## AUSGEWÄHLTER TEXT
'''

Es sind nicht nur in München die aktuellen Lichtgestalten der Schweizer Leichtathletik. Mujinga Kambundji (30) und Simon Ehammer (22) trennen zwar acht Jahre Altersunterschied. Doch viel mehr Eigenschaften verbinden die Zwei.
Spass haben. Ist das die Bauanleitung zum Erfolg? Wer der Berner Sprinterin und dem Appenzeller Zehnkämpfer bei der Arbeit zuschaut, kommt ohne Umwege auf diesen Gedanken. Beide strahlen Freude aus, flirten mit dem Publikum, lachen in die Kameras. Sport kann so einfach sein. Wie Simon Ehammer in München auf den enttäuschenden Auftritt mit dem Diskus (34.92 m) durch persönliche Besthöhe im Stabhochsprung (5.20 m) reagierte, war Klasse.
Die Frohnatur von Kambundji und Ehammer ist nicht gekünstelt. Sie entspricht dem Charakter und bildet den Ursprung einer tiefgreifenden Lockerheit, die auch dann noch funktioniert, wenn bei vielen anderen Athletinnen und Athleten der Wettkampfstress längst zu einer spürbaren Verbissenheit führt.
Vielleicht liegt das Geheimnis dieses auffallenden Charismas in der Familie, vielleicht auch bei der Kommunikation. Beide sind «Schnorris» und unterhaltsame Erzähler. Von ihnen gibt es keine Standardantworten auf die immer wieder gleichen Fragen. Kurz angebunden erlebt man sie praktisch nie.
Was Kambundji und Ehammer verbindet ist der Umgang im Elternhaus. Da ging es beim Sporttreiben nie um richtige Resultate oder falschen Ehrgeiz. Die Kinder sollen Spass haben - heute noch. Wer Mujinga Kambundjis Vater Safuka auf der Tribüne eines Leichtathletik-Meetings begegnet, spürt die Freude als Leitfaden auch heute noch.

'''

## MATERIAL
'''

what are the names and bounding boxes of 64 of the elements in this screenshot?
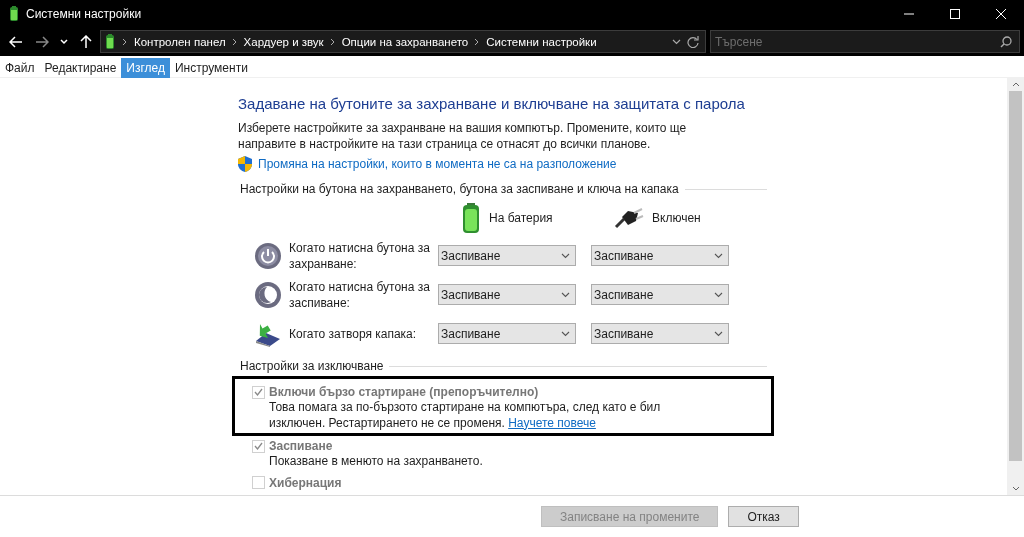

'''

## AUFGABE
Beantworte zum Text über Kambundji und Ehammer:
(a) Welche Höhe erreichte Simon Ehammer in München im Stabhochsprung?
(b) Mit welchem Wort in Anführungszeichen werden die beiden als Erzähler bezeichnet?
(c) Wie heisst Mujinga Kambundjis Vater mit Vornamen?

## LÖSUNG
(a) 5.20 m
(b) «Schnorris»
(c) Safuka